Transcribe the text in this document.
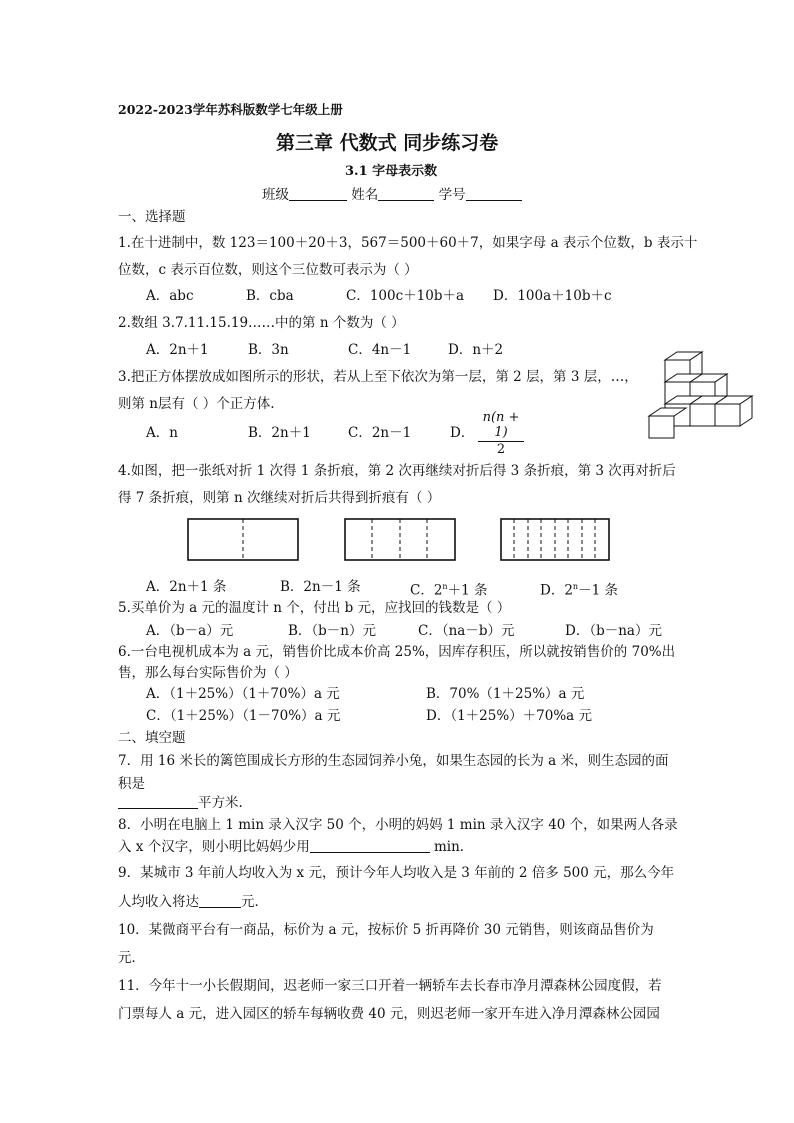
2022-2023学年苏科版数学七年级上册
第三章 代数式 同步练习卷
3.1 字母表示数
班级	姓名	学号
一、选择题
1.在十进制中，数 123＝100＋20＋3，567＝500＋60＋7，如果字母 a 表示个位数，b 表示十
位数，c 表示百位数，则这个三位数可表示为（ ）
A．abc	B．cba	C．100c＋10b＋a D．100a＋10b＋c
2.数组 3.7.11.15.19……中的第 n 个数为（ ）
A．2n＋1	B．3n	C．4n－1	D．n＋2
3.把正方体摆放成如图所示的形状，若从上至下依次为第一层，第 2 层，第 3 层，…，
则第 n层有（ ）个正方体.
A．n	B．2n＋1	C．2n－1	D．
n(n + 1)
2
4.如图，把一张纸对折 1 次得 1 条折痕，第 2 次再继续对折后得 3 条折痕，第 3 次再对折后
得 7 条折痕，则第 n 次继续对折后共得到折痕有（ ）
A．2n＋1 条	B．2n－1 条	C．$2^n+1$ 条	D．$2^n-1$ 条
5.买单价为 a 元的温度计 n 个，付出 b 元，应找回的钱数是（ ）
A．（b－a）元	B．（b－n）元	C．（na－b）元	D．（b－na）元
6.一台电视机成本为 a 元，销售价比成本价高 25%，因库存积压，所以就按销售价的 70%出
售，那么每台实际售价为（ ）
A．（1＋25%）（1＋70%）a 元	B．70%（1＋25%）a 元
C．（1＋25%）（1－70%）a 元	D．（1＋25%）＋70%a 元
二、填空题
7．用 16 米长的篱笆围成长方形的生态园饲养小兔，如果生态园的长为 a 米，则生态园的面
积是
平方米.
8．小明在电脑上 1 min 录入汉字 50 个，小明的妈妈 1 min 录入汉字 40 个，如果两人各录
入 x 个汉字，则小明比妈妈少用	min.
9．某城市 3 年前人均收入为 x 元，预计今年人均收入是 3 年前的 2 倍多 500 元，那么今年
人均收入将达	元．
10．某微商平台有一商品，标价为 a 元，按标价 5 折再降价 30 元销售，则该商品售价为
元．
11．今年十一小长假期间，迟老师一家三口开着一辆轿车去长春市净月潭森林公园度假，若
门票每人 a 元，进入园区的轿车每辆收费 40 元，则迟老师一家开车进入净月潭森林公园园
......
_What is being asked:_
Strip the images and reproduce the remaining records precisely.

_Solution to the exercise:_
Transcribe the text in this document.
2022-2023学年苏科版数学七年级上册
第三章 代数式 同步练习卷
3.1 字母表示数
班级	姓名	学号
一、选择题
1.在十进制中，数 123＝100＋20＋3，567＝500＋60＋7，如果字母 a 表示个位数，b 表示十
位数，c 表示百位数，则这个三位数可表示为（ ）
A．abc	B．cba	C．100c＋10b＋a D．100a＋10b＋c
2.数组 3.7.11.15.19……中的第 n 个数为（ ）
A．2n＋1	B．3n	C．4n－1	D．n＋2
3.把正方体摆放成如图所示的形状，若从上至下依次为第一层，第 2 层，第 3 层，…，
则第 n层有（ ）个正方体.
A．n	B．2n＋1	C．2n－1	D．
n(n + 1)
2
4.如图，把一张纸对折 1 次得 1 条折痕，第 2 次再继续对折后得 3 条折痕，第 3 次再对折后
得 7 条折痕，则第 n 次继续对折后共得到折痕有（ ）
A．2n＋1 条	B．2n－1 条	C．$2^n+1$ 条	D．$2^n-1$ 条
5.买单价为 a 元的温度计 n 个，付出 b 元，应找回的钱数是（ ）
A．（b－a）元	B．（b－n）元	C．（na－b）元	D．（b－na）元
6.一台电视机成本为 a 元，销售价比成本价高 25%，因库存积压，所以就按销售价的 70%出
售，那么每台实际售价为（ ）
A．（1＋25%）（1＋70%）a 元	B．70%（1＋25%）a 元
C．（1＋25%）（1－70%）a 元	D．（1＋25%）＋70%a 元
二、填空题
7．用 16 米长的篱笆围成长方形的生态园饲养小兔，如果生态园的长为 a 米，则生态园的面
积是
平方米.
8．小明在电脑上 1 min 录入汉字 50 个，小明的妈妈 1 min 录入汉字 40 个，如果两人各录
入 x 个汉字，则小明比妈妈少用	min.
9．某城市 3 年前人均收入为 x 元，预计今年人均收入是 3 年前的 2 倍多 500 元，那么今年
人均收入将达	元．
10．某微商平台有一商品，标价为 a 元，按标价 5 折再降价 30 元销售，则该商品售价为
元．
11．今年十一小长假期间，迟老师一家三口开着一辆轿车去长春市净月潭森林公园度假，若
门票每人 a 元，进入园区的轿车每辆收费 40 元，则迟老师一家开车进入净月潭森林公园园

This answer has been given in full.